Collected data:
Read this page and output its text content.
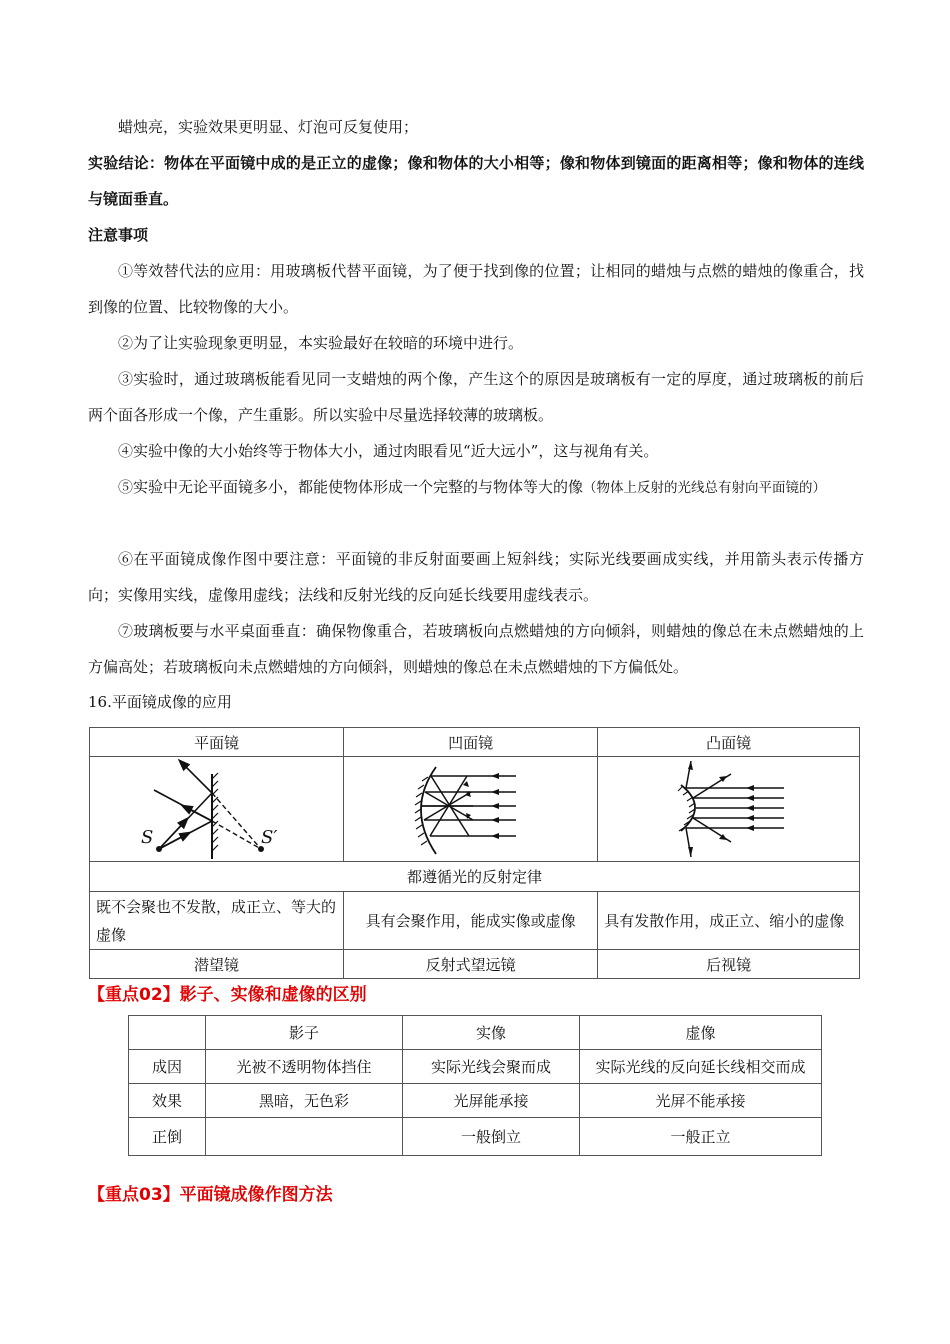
蜡烛亮，实验效果更明显、灯泡可反复使用；

实验结论：物体在平面镜中成的是正立的虚像；像和物体的大小相等；像和物体到镜面的距离相等；像和物体的连线与镜面垂直。

注意事项

①等效替代法的应用：用玻璃板代替平面镜，为了便于找到像的位置；让相同的蜡烛与点燃的蜡烛的像重合，找到像的位置、比较物像的大小。

②为了让实验现象更明显，本实验最好在较暗的环境中进行。

③实验时，通过玻璃板能看见同一支蜡烛的两个像，产生这个的原因是玻璃板有一定的厚度，通过玻璃板的前后两个面各形成一个像，产生重影。所以实验中尽量选择较薄的玻璃板。

④实验中像的大小始终等于物体大小，通过肉眼看见“近大远小”，这与视角有关。

⑤实验中无论平面镜多小，都能使物体形成一个完整的与物体等大的像（物体上反射的光线总有射向平面镜的）

⑥在平面镜成像作图中要注意：平面镜的非反射面要画上短斜线；实际光线要画成实线，并用箭头表示传播方向；实像用实线，虚像用虚线；法线和反射光线的反向延长线要用虚线表示。

⑦玻璃板要与水平桌面垂直：确保物像重合，若玻璃板向点燃蜡烛的方向倾斜，则蜡烛的像总在未点燃蜡烛的上方偏高处；若玻璃板向未点燃蜡烛的方向倾斜，则蜡烛的像总在未点燃蜡烛的下方偏低处。

16.平面镜成像的应用

平面镜	凹面镜	凸面镜

S S′

都遵循光的反射定律		
既不会聚也不发散，成正立、等大的虚像	具有会聚作用，能成实像或虚像	具有发散作用，成正立、缩小的虚像
潜望镜	反射式望远镜	后视镜

【重点02】影子、实像和虚像的区别

	影子	实像	虚像
成因	光被不透明物体挡住	实际光线会聚而成	实际光线的反向延长线相交而成
效果	黑暗，无色彩	光屏能承接	光屏不能承接
正倒		一般倒立	一般正立

【重点03】平面镜成像作图方法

• _WHAT TO WORK ON_: Retype the records exactly. Any image in them should not appear in what you write.

• _OUTPUT FOR THIS EXERCISE_:
Read this page and output its text content.
蜡烛亮，实验效果更明显、灯泡可反复使用；

实验结论：物体在平面镜中成的是正立的虚像；像和物体的大小相等；像和物体到镜面的距离相等；像和物体的连线与镜面垂直。

注意事项

①等效替代法的应用：用玻璃板代替平面镜，为了便于找到像的位置；让相同的蜡烛与点燃的蜡烛的像重合，找到像的位置、比较物像的大小。

②为了让实验现象更明显，本实验最好在较暗的环境中进行。

③实验时，通过玻璃板能看见同一支蜡烛的两个像，产生这个的原因是玻璃板有一定的厚度，通过玻璃板的前后两个面各形成一个像，产生重影。所以实验中尽量选择较薄的玻璃板。

④实验中像的大小始终等于物体大小，通过肉眼看见“近大远小”，这与视角有关。

⑤实验中无论平面镜多小，都能使物体形成一个完整的与物体等大的像（物体上反射的光线总有射向平面镜的）

⑥在平面镜成像作图中要注意：平面镜的非反射面要画上短斜线；实际光线要画成实线，并用箭头表示传播方向；实像用实线，虚像用虚线；法线和反射光线的反向延长线要用虚线表示。

⑦玻璃板要与水平桌面垂直：确保物像重合，若玻璃板向点燃蜡烛的方向倾斜，则蜡烛的像总在未点燃蜡烛的上方偏高处；若玻璃板向未点燃蜡烛的方向倾斜，则蜡烛的像总在未点燃蜡烛的下方偏低处。

16.平面镜成像的应用

平面镜	凹面镜	凸面镜

S S′

都遵循光的反射定律		
既不会聚也不发散，成正立、等大的虚像	具有会聚作用，能成实像或虚像	具有发散作用，成正立、缩小的虚像
潜望镜	反射式望远镜	后视镜

【重点02】影子、实像和虚像的区别

	影子	实像	虚像
成因	光被不透明物体挡住	实际光线会聚而成	实际光线的反向延长线相交而成
效果	黑暗，无色彩	光屏能承接	光屏不能承接
正倒		一般倒立	一般正立

【重点03】平面镜成像作图方法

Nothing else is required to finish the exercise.